*What is expected*
Repeat every record below exactly, but leave out any pictures.

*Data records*
····················

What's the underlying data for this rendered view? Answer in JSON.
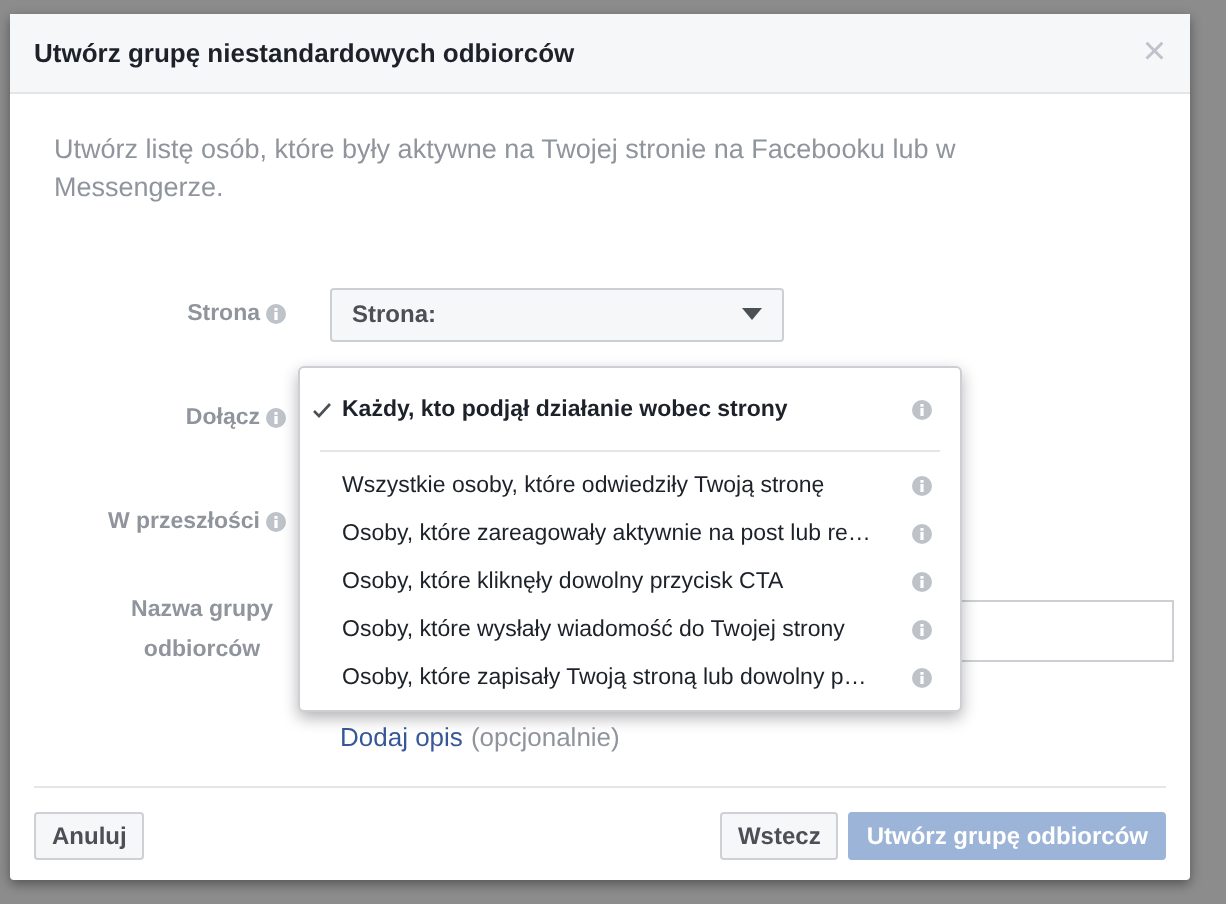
{
  "dialog": {
    "title": "Utwórz grupę niestandardowych odbiorców",
    "close": "×",
    "description": "Utwórz listę osób, które były aktywne na Twojej stronie na Facebooku lub w Messengerze.",
    "fields": [
      {
        "kind": "select",
        "label": "Strona",
        "value": "Strona:"
      },
      {
        "kind": "dropdown",
        "label": "Dołącz"
      },
      {
        "kind": "empty",
        "label": "W przeszłości"
      },
      {
        "kind": "input",
        "label": "Nazwa grupy odbiorców"
      }
    ],
    "add_description": {
      "link": "Dodaj opis",
      "hint": "(opcjonalnie)"
    },
    "menu": [
      {
        "label": "Każdy, kto podjął działanie wobec strony",
        "selected": true
      },
      {
        "label": "Wszystkie osoby, które odwiedziły Twoją stronę",
        "selected": false
      },
      {
        "label": "Osoby, które zareagowały aktywnie na post lub re…",
        "selected": false
      },
      {
        "label": "Osoby, które kliknęły dowolny przycisk CTA",
        "selected": false
      },
      {
        "label": "Osoby, które wysłały wiadomość do Twojej strony",
        "selected": false
      },
      {
        "label": "Osoby, które zapisały Twoją stroną lub dowolny p…",
        "selected": false
      }
    ],
    "buttons": [
      {
        "label": "Anuluj",
        "kind": "default"
      },
      {
        "label": "Wstecz",
        "kind": "default"
      },
      {
        "label": "Utwórz grupę odbiorców",
        "kind": "primary",
        "disabled": true
      }
    ]
  }
}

····················

*Exercise answer*
What's the underlying data for this rendered view? Answer in JSON.
{
  "dialog": {
    "title": "Utwórz grupę niestandardowych odbiorców",
    "close": "×",
    "description": "Utwórz listę osób, które były aktywne na Twojej stronie na Facebooku lub w Messengerze.",
    "fields": [
      {
        "kind": "select",
        "label": "Strona",
        "value": "Strona:"
      },
      {
        "kind": "dropdown",
        "label": "Dołącz"
      },
      {
        "kind": "empty",
        "label": "W przeszłości"
      },
      {
        "kind": "input",
        "label": "Nazwa grupy odbiorców"
      }
    ],
    "add_description": {
      "link": "Dodaj opis",
      "hint": "(opcjonalnie)"
    },
    "menu": [
      {
        "label": "Każdy, kto podjął działanie wobec strony",
        "selected": true
      },
      {
        "label": "Wszystkie osoby, które odwiedziły Twoją stronę",
        "selected": false
      },
      {
        "label": "Osoby, które zareagowały aktywnie na post lub re…",
        "selected": false
      },
      {
        "label": "Osoby, które kliknęły dowolny przycisk CTA",
        "selected": false
      },
      {
        "label": "Osoby, które wysłały wiadomość do Twojej strony",
        "selected": false
      },
      {
        "label": "Osoby, które zapisały Twoją stroną lub dowolny p…",
        "selected": false
      }
    ],
    "buttons": [
      {
        "label": "Anuluj",
        "kind": "default"
      },
      {
        "label": "Wstecz",
        "kind": "default"
      },
      {
        "label": "Utwórz grupę odbiorców",
        "kind": "primary",
        "disabled": true
      }
    ]
  }
}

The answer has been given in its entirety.